» **TASK BRIEF**: Copy the listing verbatim, excluding any images found in it.

» **Extracted data entries**:

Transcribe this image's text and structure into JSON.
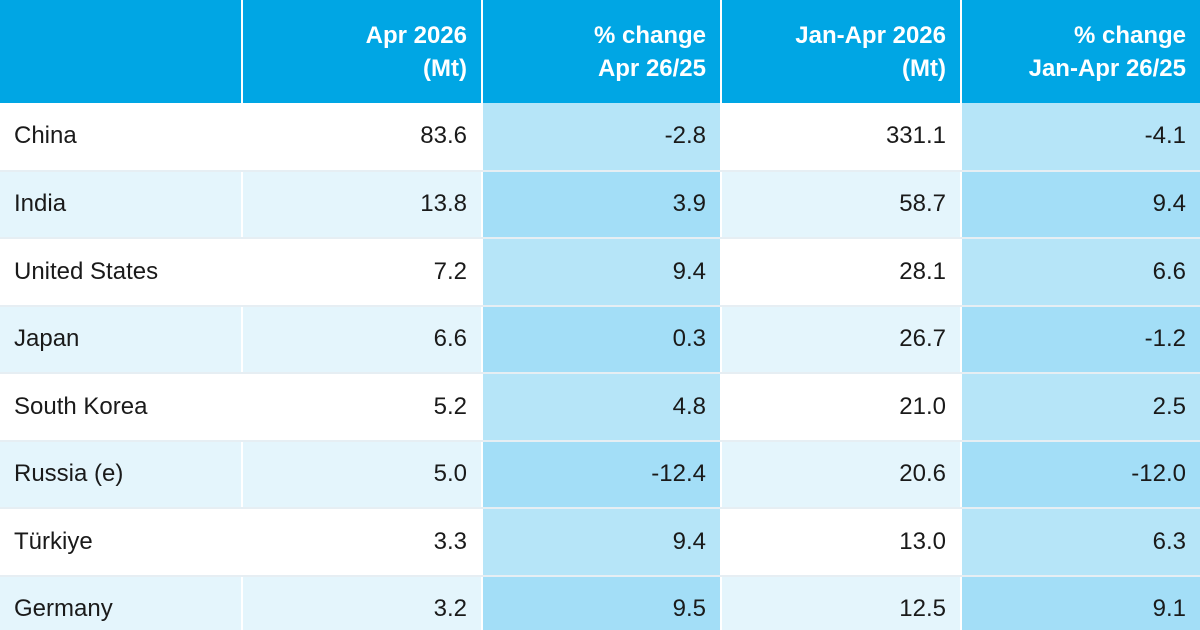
{
  "chart_data": {
    "type": "table",
    "columns": [
      "",
      "Apr 2026\n(Mt)",
      "% change\nApr 26/25",
      "Jan-Apr 2026\n(Mt)",
      "% change\nJan-Apr 26/25"
    ],
    "rows": [
      {
        "country": "China",
        "cells": [
          "83.6",
          "-2.8",
          "331.1",
          "-4.1"
        ]
      },
      {
        "country": "India",
        "cells": [
          "13.8",
          "3.9",
          "58.7",
          "9.4"
        ]
      },
      {
        "country": "United States",
        "cells": [
          "7.2",
          "9.4",
          "28.1",
          "6.6"
        ]
      },
      {
        "country": "Japan",
        "cells": [
          "6.6",
          "0.3",
          "26.7",
          "-1.2"
        ]
      },
      {
        "country": "South Korea",
        "cells": [
          "5.2",
          "4.8",
          "21.0",
          "2.5"
        ]
      },
      {
        "country": "Russia (e)",
        "cells": [
          "5.0",
          "-12.4",
          "20.6",
          "-12.0"
        ]
      },
      {
        "country": "Türkiye",
        "cells": [
          "3.3",
          "9.4",
          "13.0",
          "6.3"
        ]
      },
      {
        "country": "Germany",
        "cells": [
          "3.2",
          "9.5",
          "12.5",
          "9.1"
        ]
      }
    ]
  },
  "colors": {
    "header_bg": "#00a6e4",
    "header_text": "#ffffff",
    "row_light": "#ffffff",
    "row_tint": "#e4f5fc",
    "pct_light": "#b6e5f8",
    "pct_dark": "#a3def7"
  }
}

» **OUTPUT FOR THIS EXERCISE**:
Transcribe this image's text and structure into JSON.
{
  "chart_data": {
    "type": "table",
    "columns": [
      "",
      "Apr 2026\n(Mt)",
      "% change\nApr 26/25",
      "Jan-Apr 2026\n(Mt)",
      "% change\nJan-Apr 26/25"
    ],
    "rows": [
      {
        "country": "China",
        "cells": [
          "83.6",
          "-2.8",
          "331.1",
          "-4.1"
        ]
      },
      {
        "country": "India",
        "cells": [
          "13.8",
          "3.9",
          "58.7",
          "9.4"
        ]
      },
      {
        "country": "United States",
        "cells": [
          "7.2",
          "9.4",
          "28.1",
          "6.6"
        ]
      },
      {
        "country": "Japan",
        "cells": [
          "6.6",
          "0.3",
          "26.7",
          "-1.2"
        ]
      },
      {
        "country": "South Korea",
        "cells": [
          "5.2",
          "4.8",
          "21.0",
          "2.5"
        ]
      },
      {
        "country": "Russia (e)",
        "cells": [
          "5.0",
          "-12.4",
          "20.6",
          "-12.0"
        ]
      },
      {
        "country": "Türkiye",
        "cells": [
          "3.3",
          "9.4",
          "13.0",
          "6.3"
        ]
      },
      {
        "country": "Germany",
        "cells": [
          "3.2",
          "9.5",
          "12.5",
          "9.1"
        ]
      }
    ]
  },
  "colors": {
    "header_bg": "#00a6e4",
    "header_text": "#ffffff",
    "row_light": "#ffffff",
    "row_tint": "#e4f5fc",
    "pct_light": "#b6e5f8",
    "pct_dark": "#a3def7"
  }
}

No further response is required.